Exercise instructions >> Identify each line in the records below that contains the word "plus", and copy it.

⟨

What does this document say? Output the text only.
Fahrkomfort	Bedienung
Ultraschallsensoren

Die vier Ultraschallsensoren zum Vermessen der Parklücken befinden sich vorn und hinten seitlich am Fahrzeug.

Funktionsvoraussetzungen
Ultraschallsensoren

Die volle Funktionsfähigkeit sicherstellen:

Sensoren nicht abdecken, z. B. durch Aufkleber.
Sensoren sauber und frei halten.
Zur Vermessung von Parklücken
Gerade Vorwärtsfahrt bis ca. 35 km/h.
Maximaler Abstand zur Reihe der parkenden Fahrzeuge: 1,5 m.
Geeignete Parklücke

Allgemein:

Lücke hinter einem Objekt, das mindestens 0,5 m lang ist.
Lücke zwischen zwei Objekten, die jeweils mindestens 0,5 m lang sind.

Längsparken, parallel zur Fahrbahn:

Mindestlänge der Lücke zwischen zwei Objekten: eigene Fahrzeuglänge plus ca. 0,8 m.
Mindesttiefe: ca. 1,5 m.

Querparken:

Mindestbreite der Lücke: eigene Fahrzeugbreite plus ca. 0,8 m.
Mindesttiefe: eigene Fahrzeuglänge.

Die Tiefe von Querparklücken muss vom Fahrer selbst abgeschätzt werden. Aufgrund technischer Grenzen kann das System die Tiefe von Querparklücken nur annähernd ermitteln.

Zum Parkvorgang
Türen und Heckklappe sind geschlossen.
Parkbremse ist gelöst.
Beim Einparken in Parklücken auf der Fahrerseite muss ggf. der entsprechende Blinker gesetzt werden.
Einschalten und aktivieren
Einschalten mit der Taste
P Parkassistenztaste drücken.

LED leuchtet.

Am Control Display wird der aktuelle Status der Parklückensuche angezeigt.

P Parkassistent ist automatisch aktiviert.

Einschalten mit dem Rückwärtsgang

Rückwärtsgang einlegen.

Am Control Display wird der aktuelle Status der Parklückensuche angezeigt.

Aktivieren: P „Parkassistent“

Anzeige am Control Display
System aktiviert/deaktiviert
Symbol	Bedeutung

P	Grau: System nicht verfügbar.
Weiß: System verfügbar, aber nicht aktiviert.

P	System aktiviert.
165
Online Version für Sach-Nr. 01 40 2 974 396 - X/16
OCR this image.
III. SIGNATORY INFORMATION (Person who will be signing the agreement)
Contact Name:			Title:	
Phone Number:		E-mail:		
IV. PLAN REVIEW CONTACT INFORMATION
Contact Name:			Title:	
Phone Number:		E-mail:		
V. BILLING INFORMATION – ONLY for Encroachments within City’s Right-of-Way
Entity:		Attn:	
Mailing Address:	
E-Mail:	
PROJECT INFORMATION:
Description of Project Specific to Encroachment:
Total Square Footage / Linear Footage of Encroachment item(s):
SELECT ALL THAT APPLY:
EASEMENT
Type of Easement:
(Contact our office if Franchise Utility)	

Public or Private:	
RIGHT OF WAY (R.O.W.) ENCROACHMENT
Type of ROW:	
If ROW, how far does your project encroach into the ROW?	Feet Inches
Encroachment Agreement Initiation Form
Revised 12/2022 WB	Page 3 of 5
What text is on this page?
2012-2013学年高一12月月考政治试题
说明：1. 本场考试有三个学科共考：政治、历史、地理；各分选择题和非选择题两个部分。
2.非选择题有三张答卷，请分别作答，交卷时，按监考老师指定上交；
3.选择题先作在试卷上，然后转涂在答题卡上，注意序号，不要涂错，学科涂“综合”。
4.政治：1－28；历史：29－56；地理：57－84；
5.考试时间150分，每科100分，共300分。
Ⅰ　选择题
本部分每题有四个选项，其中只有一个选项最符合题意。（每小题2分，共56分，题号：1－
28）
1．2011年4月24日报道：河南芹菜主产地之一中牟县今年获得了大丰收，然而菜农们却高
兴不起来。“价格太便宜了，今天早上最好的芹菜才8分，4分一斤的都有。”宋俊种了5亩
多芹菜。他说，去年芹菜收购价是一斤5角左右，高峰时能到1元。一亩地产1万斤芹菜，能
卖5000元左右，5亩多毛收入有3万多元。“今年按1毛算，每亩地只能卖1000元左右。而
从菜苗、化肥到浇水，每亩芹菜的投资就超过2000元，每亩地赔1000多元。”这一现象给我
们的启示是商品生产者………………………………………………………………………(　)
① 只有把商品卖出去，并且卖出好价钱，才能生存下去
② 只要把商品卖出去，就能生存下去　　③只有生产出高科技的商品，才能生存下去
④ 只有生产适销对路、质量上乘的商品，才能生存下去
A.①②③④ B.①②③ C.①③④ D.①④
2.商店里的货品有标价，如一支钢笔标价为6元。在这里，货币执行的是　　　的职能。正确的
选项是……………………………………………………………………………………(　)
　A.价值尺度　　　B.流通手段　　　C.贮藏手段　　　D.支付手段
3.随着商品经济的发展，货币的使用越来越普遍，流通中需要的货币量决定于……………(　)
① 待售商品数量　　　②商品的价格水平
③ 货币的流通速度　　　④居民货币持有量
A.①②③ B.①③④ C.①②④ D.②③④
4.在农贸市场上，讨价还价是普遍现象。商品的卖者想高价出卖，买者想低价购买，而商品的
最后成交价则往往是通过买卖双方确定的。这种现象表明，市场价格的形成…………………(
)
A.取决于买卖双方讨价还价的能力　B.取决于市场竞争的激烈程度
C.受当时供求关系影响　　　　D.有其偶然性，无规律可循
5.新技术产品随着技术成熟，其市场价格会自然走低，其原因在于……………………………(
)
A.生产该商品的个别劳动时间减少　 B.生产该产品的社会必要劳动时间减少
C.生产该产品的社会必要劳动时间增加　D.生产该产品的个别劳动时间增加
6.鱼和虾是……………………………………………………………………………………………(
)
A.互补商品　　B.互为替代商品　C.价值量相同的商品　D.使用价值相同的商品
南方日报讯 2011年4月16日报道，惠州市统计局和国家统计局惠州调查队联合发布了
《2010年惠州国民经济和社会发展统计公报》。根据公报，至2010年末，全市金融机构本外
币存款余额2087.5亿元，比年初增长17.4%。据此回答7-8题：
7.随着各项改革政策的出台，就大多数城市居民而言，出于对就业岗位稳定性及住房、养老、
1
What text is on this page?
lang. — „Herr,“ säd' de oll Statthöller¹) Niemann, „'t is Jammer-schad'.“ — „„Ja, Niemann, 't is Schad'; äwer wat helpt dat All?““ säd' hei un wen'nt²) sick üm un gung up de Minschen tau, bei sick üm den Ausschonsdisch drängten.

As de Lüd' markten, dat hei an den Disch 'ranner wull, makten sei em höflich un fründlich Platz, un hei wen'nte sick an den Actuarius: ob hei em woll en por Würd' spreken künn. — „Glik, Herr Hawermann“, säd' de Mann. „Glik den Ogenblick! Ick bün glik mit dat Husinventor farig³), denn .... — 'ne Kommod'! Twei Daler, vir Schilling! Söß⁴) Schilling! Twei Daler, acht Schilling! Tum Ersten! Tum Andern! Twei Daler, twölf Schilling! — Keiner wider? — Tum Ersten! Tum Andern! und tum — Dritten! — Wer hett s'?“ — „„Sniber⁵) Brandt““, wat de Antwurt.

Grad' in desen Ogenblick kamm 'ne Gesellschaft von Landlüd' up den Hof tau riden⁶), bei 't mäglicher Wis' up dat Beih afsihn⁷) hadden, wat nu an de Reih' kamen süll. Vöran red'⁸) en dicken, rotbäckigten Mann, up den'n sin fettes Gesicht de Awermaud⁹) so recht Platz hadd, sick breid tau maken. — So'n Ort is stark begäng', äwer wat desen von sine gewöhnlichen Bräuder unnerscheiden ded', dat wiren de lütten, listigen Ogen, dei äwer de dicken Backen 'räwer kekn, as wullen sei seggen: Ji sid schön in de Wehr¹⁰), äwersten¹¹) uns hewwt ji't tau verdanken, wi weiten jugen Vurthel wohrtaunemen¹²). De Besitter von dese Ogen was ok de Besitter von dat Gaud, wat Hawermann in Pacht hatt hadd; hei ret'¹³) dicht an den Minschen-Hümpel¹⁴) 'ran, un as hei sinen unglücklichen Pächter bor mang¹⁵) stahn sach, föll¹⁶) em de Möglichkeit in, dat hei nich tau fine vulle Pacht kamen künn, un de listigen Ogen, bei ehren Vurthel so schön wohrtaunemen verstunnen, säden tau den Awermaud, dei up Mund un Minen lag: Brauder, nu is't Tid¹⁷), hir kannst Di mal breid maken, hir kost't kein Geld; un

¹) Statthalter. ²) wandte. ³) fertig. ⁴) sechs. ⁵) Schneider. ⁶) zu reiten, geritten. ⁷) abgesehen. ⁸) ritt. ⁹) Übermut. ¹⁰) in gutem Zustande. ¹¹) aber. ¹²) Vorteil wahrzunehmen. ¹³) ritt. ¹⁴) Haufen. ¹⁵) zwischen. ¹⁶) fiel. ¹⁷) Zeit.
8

⟩

Written solution >>
Mindestlänge der Lücke zwischen zwei Objekten: eigene Fahrzeuglänge plus ca. 0,8 m.
Mindestbreite der Lücke: eigene Fahrzeugbreite plus ca. 0,8 m.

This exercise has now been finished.